━━ INPUT MATERIAL

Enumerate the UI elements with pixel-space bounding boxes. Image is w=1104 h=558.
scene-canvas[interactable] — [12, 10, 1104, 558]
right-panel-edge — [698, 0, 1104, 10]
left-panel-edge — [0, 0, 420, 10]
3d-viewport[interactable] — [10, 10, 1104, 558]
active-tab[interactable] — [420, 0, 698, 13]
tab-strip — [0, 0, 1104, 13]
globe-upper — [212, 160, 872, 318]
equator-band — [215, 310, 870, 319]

━━━━

* **OBJECTIVE**: In the data above, switch "UI elements" to "interface elements" and write out every line again with nothing else changed.

* **ANSWER IN FULL**:
Enumerate the interface elements with pixel-space bounding boxes. Image is w=1104 h=558.
scene-canvas[interactable] — [12, 10, 1104, 558]
right-panel-edge — [698, 0, 1104, 10]
left-panel-edge — [0, 0, 420, 10]
3d-viewport[interactable] — [10, 10, 1104, 558]
active-tab[interactable] — [420, 0, 698, 13]
tab-strip — [0, 0, 1104, 13]
globe-upper — [212, 160, 872, 318]
equator-band — [215, 310, 870, 319]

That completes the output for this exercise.